:: 作業項目 ::
下に示す、民主党の党首選びをめぐるブログのコメント欄の本文を、最後の文の後から書き継いでください。

:: 本文抜粋 ::
- - -
小沢には非自民連立政権から新進党にかけての
失敗の苦い経験があります。そして、何より、
岡田が党首になる前に、一度党首就任を受諾
しながらひよった経緯がありますよね。
正直今回のland slideの反動以上のものを
どれだけ期待できるか疑問である、と申し上げ
なければなりません。
民主党が本気で政権をとりたいのなら、むしろ、
前者の選択=若いリーダー+年寄りの徹底的排除、
の方がよいでしょう。

しかしながら、これをおこなっても民主党には、
なおswingせざるを得ない構造的な問題がある
ように思うのです。これは、別のエントリーに
コメントの形で触れさせていただきます。

Posted by: おおみや%NEET | September 14, 2005 at 10:38 PM

はじめまして。『「福祉」の呪縛』以来のファンでしたが、ひょんなことからさっきブログを見つけちゃったので、書き込んじゃいました。
- - -
(保存された記録)
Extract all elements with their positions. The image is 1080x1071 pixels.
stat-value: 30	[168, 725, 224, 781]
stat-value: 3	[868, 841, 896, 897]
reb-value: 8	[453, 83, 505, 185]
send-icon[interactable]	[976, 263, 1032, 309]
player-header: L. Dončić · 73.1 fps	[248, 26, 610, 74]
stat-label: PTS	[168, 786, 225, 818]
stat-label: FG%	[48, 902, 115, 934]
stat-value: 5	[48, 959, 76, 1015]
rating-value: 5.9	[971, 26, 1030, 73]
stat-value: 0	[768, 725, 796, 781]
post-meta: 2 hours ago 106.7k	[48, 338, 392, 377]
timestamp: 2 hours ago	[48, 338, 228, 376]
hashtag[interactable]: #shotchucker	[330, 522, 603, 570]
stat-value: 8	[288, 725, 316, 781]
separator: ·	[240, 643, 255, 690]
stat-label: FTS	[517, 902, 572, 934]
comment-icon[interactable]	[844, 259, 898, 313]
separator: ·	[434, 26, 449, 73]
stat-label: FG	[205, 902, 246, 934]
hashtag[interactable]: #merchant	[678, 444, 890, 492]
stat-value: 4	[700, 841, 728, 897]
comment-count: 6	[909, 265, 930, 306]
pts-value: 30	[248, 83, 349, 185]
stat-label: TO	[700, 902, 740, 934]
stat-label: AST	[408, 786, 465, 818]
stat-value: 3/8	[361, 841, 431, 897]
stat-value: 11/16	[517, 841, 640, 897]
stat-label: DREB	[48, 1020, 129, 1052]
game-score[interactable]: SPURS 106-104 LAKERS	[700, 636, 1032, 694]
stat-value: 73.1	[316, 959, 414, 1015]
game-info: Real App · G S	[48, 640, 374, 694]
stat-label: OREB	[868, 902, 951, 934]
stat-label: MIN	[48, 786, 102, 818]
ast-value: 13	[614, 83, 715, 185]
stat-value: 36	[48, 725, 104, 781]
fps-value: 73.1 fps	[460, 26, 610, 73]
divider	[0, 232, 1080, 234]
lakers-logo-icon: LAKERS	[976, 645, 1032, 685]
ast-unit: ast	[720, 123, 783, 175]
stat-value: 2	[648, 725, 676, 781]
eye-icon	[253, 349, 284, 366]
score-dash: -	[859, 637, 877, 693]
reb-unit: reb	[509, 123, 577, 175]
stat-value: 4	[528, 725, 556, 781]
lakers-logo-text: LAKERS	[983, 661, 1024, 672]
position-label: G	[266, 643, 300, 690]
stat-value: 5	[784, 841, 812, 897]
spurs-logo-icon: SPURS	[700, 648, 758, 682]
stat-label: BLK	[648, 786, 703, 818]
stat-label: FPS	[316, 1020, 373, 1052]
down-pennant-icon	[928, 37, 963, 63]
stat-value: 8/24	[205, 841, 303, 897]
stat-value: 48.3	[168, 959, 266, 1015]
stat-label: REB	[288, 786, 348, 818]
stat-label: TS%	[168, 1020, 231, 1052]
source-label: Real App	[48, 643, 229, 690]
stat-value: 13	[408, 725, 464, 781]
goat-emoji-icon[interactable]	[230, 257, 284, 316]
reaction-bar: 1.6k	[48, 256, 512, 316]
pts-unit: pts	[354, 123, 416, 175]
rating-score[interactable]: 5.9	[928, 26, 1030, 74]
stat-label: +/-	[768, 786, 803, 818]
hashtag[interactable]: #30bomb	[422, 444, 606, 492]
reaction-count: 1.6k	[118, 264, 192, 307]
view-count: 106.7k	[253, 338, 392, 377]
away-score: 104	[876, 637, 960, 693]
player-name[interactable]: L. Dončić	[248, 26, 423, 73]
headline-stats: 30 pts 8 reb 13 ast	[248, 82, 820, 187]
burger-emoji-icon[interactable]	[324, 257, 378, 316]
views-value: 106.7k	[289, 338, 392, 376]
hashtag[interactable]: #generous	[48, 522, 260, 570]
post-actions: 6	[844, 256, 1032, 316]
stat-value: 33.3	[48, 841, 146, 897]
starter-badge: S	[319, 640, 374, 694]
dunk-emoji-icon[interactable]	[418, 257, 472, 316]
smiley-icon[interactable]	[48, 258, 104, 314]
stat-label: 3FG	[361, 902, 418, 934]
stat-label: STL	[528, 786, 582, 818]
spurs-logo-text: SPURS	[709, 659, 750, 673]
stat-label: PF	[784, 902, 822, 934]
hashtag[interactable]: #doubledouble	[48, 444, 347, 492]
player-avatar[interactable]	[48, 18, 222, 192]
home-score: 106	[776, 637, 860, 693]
- - -
:: 回答 ::
今回の選挙では、おそらく日本の改革にはなんの寄与もしないであろう「郵政法案」のせいで、自民党は大勝利と引き換えに、あの党なりの良質な部分を失っちゃったように思います。

でも、小選挙区制って凄いですね。小泉さんもかつて、ぜんぜん首相の目がなかったころにもし小選挙区制が導入されていたら、真っ先に「刺客」に討ち取られていたような人ですよね。中選挙区制のおかげで彼は信念を曲げなくても生き残れたんだよなあと思います。でも、ひとたび権力をもてば、小選挙区制ほど党を完全に掌握できるシステムもないですね。ひとたび、小選挙区制を知ってしまえば、権力者は絶対に手放せないでしょうね。

Posted by: オッカム | September 15, 2005 at 03:40 AM

小沢一郎も新進党時代には党首として実績を残せず、党を分裂させてしまった過去があるので、鳩山由紀夫、菅直人と同様に「一度やった人物」と見なしても良いように思います。
もう民主党は昔の名前に頼るのは止めて欲しいですね。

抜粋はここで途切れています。